**Data extracted from a collection:**
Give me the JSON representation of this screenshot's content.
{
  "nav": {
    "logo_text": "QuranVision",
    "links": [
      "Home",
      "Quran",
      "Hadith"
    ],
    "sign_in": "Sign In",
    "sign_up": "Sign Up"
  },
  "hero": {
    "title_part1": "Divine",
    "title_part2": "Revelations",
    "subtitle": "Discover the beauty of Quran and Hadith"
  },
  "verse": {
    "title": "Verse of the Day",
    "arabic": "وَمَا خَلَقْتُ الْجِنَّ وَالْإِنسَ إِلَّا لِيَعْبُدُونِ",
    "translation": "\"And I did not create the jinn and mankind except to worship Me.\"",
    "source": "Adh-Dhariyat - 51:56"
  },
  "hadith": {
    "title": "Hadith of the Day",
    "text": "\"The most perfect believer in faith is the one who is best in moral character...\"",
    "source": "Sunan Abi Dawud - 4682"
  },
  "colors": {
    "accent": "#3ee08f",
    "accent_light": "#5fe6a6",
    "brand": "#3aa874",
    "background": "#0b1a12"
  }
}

**What is required:**
Every entry should be printed again exactly as it stands.

**Output below:**
Give me the JSON representation of this screenshot's content.
{
  "nav": {
    "logo_text": "QuranVision",
    "links": [
      "Home",
      "Quran",
      "Hadith"
    ],
    "sign_in": "Sign In",
    "sign_up": "Sign Up"
  },
  "hero": {
    "title_part1": "Divine",
    "title_part2": "Revelations",
    "subtitle": "Discover the beauty of Quran and Hadith"
  },
  "verse": {
    "title": "Verse of the Day",
    "arabic": "وَمَا خَلَقْتُ الْجِنَّ وَالْإِنسَ إِلَّا لِيَعْبُدُونِ",
    "translation": "\"And I did not create the jinn and mankind except to worship Me.\"",
    "source": "Adh-Dhariyat - 51:56"
  },
  "hadith": {
    "title": "Hadith of the Day",
    "text": "\"The most perfect believer in faith is the one who is best in moral character...\"",
    "source": "Sunan Abi Dawud - 4682"
  },
  "colors": {
    "accent": "#3ee08f",
    "accent_light": "#5fe6a6",
    "brand": "#3aa874",
    "background": "#0b1a12"
  }
}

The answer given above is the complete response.